[Dataset items]
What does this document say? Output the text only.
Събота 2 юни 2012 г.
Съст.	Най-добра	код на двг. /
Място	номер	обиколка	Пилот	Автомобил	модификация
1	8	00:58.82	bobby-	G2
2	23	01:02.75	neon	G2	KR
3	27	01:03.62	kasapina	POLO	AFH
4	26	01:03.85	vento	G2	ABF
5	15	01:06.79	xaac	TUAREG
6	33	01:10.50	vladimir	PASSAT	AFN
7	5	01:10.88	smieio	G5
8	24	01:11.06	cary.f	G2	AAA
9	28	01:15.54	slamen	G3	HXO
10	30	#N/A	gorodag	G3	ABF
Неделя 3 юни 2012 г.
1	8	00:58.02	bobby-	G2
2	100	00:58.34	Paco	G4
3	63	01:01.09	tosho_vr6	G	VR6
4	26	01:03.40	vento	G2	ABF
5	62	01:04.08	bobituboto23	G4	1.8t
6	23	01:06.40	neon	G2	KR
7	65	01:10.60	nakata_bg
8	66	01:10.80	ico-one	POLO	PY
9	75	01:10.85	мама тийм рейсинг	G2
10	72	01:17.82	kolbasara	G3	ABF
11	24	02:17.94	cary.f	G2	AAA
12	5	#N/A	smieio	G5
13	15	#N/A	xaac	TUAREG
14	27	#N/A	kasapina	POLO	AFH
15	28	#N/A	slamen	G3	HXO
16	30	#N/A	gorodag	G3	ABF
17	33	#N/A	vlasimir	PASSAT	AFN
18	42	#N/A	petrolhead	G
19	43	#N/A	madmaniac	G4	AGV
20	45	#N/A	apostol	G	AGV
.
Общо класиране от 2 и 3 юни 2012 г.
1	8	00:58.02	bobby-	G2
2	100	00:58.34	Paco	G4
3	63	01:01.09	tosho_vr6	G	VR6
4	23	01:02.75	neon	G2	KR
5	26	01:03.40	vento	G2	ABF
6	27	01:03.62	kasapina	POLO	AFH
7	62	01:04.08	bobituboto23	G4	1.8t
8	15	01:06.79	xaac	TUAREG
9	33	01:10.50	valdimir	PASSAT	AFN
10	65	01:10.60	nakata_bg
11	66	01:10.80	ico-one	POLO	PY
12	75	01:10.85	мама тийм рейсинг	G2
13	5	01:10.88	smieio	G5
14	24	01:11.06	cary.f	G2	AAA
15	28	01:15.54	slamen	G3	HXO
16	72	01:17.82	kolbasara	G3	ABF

### BRIEF
Extract lines where the string "kasapina" occurs.

### EXERCISE RESPONSE
3	27	01:03.62	kasapina	POLO	AFH
14	27	#N/A	kasapina	POLO	AFH
6	27	01:03.62	kasapina	POLO	AFH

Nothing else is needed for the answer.